** BEGIN DATA SUPPLIED **

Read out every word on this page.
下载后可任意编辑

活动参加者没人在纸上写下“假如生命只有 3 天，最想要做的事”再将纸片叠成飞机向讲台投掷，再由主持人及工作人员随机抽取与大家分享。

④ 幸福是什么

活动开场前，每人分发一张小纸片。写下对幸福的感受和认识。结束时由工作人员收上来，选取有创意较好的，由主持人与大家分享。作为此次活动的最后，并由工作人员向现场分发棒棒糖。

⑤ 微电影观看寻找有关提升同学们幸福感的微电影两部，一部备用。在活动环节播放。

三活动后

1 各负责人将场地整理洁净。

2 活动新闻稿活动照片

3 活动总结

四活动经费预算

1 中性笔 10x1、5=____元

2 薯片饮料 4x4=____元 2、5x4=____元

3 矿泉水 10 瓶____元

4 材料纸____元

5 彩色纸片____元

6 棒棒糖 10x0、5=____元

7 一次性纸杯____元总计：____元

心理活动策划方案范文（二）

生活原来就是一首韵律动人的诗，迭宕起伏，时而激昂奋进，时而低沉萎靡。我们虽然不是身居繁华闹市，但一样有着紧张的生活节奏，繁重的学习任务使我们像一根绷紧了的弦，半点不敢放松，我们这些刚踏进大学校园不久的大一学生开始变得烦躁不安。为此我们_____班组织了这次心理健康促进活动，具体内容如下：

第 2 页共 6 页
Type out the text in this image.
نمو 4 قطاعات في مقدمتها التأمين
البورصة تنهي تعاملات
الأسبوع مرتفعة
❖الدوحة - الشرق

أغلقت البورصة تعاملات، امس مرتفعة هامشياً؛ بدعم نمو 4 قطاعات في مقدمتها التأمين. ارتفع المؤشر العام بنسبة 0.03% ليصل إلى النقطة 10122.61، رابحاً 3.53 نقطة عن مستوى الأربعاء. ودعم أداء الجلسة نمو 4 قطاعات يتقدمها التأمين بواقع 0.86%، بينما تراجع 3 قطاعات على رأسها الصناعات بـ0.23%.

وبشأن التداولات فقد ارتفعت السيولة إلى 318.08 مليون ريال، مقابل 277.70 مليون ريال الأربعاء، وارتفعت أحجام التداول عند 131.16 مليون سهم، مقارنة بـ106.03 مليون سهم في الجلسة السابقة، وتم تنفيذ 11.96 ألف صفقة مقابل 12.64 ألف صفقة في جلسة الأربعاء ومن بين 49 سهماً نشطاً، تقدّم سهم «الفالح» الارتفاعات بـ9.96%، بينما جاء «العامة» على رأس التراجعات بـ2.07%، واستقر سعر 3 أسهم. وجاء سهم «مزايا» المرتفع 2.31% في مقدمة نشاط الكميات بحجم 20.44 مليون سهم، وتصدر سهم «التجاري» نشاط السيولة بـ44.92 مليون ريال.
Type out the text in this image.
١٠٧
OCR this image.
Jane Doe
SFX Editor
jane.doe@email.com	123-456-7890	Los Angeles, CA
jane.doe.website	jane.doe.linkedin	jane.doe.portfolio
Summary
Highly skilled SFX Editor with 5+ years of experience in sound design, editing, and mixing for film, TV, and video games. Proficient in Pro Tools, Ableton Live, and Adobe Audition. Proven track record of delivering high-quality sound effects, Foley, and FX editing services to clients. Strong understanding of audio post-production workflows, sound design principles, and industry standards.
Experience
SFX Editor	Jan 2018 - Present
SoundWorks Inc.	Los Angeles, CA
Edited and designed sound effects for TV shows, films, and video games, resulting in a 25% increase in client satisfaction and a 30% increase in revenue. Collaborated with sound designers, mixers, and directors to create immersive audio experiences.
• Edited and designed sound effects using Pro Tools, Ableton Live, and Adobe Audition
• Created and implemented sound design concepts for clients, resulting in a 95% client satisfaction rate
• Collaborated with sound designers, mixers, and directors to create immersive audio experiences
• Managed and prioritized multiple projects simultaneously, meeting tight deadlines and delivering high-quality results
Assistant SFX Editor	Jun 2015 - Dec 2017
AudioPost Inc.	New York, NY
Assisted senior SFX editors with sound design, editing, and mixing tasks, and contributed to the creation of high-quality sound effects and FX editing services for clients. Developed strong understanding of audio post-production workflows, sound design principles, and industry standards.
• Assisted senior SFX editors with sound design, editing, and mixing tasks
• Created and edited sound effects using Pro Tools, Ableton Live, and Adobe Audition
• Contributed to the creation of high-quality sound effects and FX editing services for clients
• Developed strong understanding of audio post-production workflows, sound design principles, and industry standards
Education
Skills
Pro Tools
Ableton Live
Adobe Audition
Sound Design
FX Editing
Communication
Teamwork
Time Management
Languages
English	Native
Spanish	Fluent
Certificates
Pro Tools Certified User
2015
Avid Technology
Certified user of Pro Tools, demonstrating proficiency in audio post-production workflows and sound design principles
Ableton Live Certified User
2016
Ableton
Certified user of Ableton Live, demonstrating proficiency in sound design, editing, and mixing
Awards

** END DATA SUPPLIED **

WHAT IS EXPECTED:
Word for word, write out the data.

TASK ANSWER:
Read out every word on this page.
下载后可任意编辑

活动参加者没人在纸上写下“假如生命只有 3 天，最想要做的事”再将纸片叠成飞机向讲台投掷，再由主持人及工作人员随机抽取与大家分享。

④ 幸福是什么

活动开场前，每人分发一张小纸片。写下对幸福的感受和认识。结束时由工作人员收上来，选取有创意较好的，由主持人与大家分享。作为此次活动的最后，并由工作人员向现场分发棒棒糖。

⑤ 微电影观看寻找有关提升同学们幸福感的微电影两部，一部备用。在活动环节播放。

三活动后

1 各负责人将场地整理洁净。

2 活动新闻稿活动照片

3 活动总结

四活动经费预算

1 中性笔 10x1、5=____元

2 薯片饮料 4x4=____元 2、5x4=____元

3 矿泉水 10 瓶____元

4 材料纸____元

5 彩色纸片____元

6 棒棒糖 10x0、5=____元

7 一次性纸杯____元总计：____元

心理活动策划方案范文（二）

生活原来就是一首韵律动人的诗，迭宕起伏，时而激昂奋进，时而低沉萎靡。我们虽然不是身居繁华闹市，但一样有着紧张的生活节奏，繁重的学习任务使我们像一根绷紧了的弦，半点不敢放松，我们这些刚踏进大学校园不久的大一学生开始变得烦躁不安。为此我们_____班组织了这次心理健康促进活动，具体内容如下：

第 2 页共 6 页
Type out the text in this image.
نمو 4 قطاعات في مقدمتها التأمين
البورصة تنهي تعاملات
الأسبوع مرتفعة
❖الدوحة - الشرق

أغلقت البورصة تعاملات، امس مرتفعة هامشياً؛ بدعم نمو 4 قطاعات في مقدمتها التأمين. ارتفع المؤشر العام بنسبة 0.03% ليصل إلى النقطة 10122.61، رابحاً 3.53 نقطة عن مستوى الأربعاء. ودعم أداء الجلسة نمو 4 قطاعات يتقدمها التأمين بواقع 0.86%، بينما تراجع 3 قطاعات على رأسها الصناعات بـ0.23%.

وبشأن التداولات فقد ارتفعت السيولة إلى 318.08 مليون ريال، مقابل 277.70 مليون ريال الأربعاء، وارتفعت أحجام التداول عند 131.16 مليون سهم، مقارنة بـ106.03 مليون سهم في الجلسة السابقة، وتم تنفيذ 11.96 ألف صفقة مقابل 12.64 ألف صفقة في جلسة الأربعاء ومن بين 49 سهماً نشطاً، تقدّم سهم «الفالح» الارتفاعات بـ9.96%، بينما جاء «العامة» على رأس التراجعات بـ2.07%، واستقر سعر 3 أسهم. وجاء سهم «مزايا» المرتفع 2.31% في مقدمة نشاط الكميات بحجم 20.44 مليون سهم، وتصدر سهم «التجاري» نشاط السيولة بـ44.92 مليون ريال.
Type out the text in this image.
١٠٧
OCR this image.
Jane Doe
SFX Editor
jane.doe@email.com	123-456-7890	Los Angeles, CA
jane.doe.website	jane.doe.linkedin	jane.doe.portfolio
Summary
Highly skilled SFX Editor with 5+ years of experience in sound design, editing, and mixing for film, TV, and video games. Proficient in Pro Tools, Ableton Live, and Adobe Audition. Proven track record of delivering high-quality sound effects, Foley, and FX editing services to clients. Strong understanding of audio post-production workflows, sound design principles, and industry standards.
Experience
SFX Editor	Jan 2018 - Present
SoundWorks Inc.	Los Angeles, CA
Edited and designed sound effects for TV shows, films, and video games, resulting in a 25% increase in client satisfaction and a 30% increase in revenue. Collaborated with sound designers, mixers, and directors to create immersive audio experiences.
• Edited and designed sound effects using Pro Tools, Ableton Live, and Adobe Audition
• Created and implemented sound design concepts for clients, resulting in a 95% client satisfaction rate
• Collaborated with sound designers, mixers, and directors to create immersive audio experiences
• Managed and prioritized multiple projects simultaneously, meeting tight deadlines and delivering high-quality results
Assistant SFX Editor	Jun 2015 - Dec 2017
AudioPost Inc.	New York, NY
Assisted senior SFX editors with sound design, editing, and mixing tasks, and contributed to the creation of high-quality sound effects and FX editing services for clients. Developed strong understanding of audio post-production workflows, sound design principles, and industry standards.
• Assisted senior SFX editors with sound design, editing, and mixing tasks
• Created and edited sound effects using Pro Tools, Ableton Live, and Adobe Audition
• Contributed to the creation of high-quality sound effects and FX editing services for clients
• Developed strong understanding of audio post-production workflows, sound design principles, and industry standards
Education
Skills
Pro Tools
Ableton Live
Adobe Audition
Sound Design
FX Editing
Communication
Teamwork
Time Management
Languages
English	Native
Spanish	Fluent
Certificates
Pro Tools Certified User
2015
Avid Technology
Certified user of Pro Tools, demonstrating proficiency in audio post-production workflows and sound design principles
Ableton Live Certified User
2016
Ableton
Certified user of Ableton Live, demonstrating proficiency in sound design, editing, and mixing
Awards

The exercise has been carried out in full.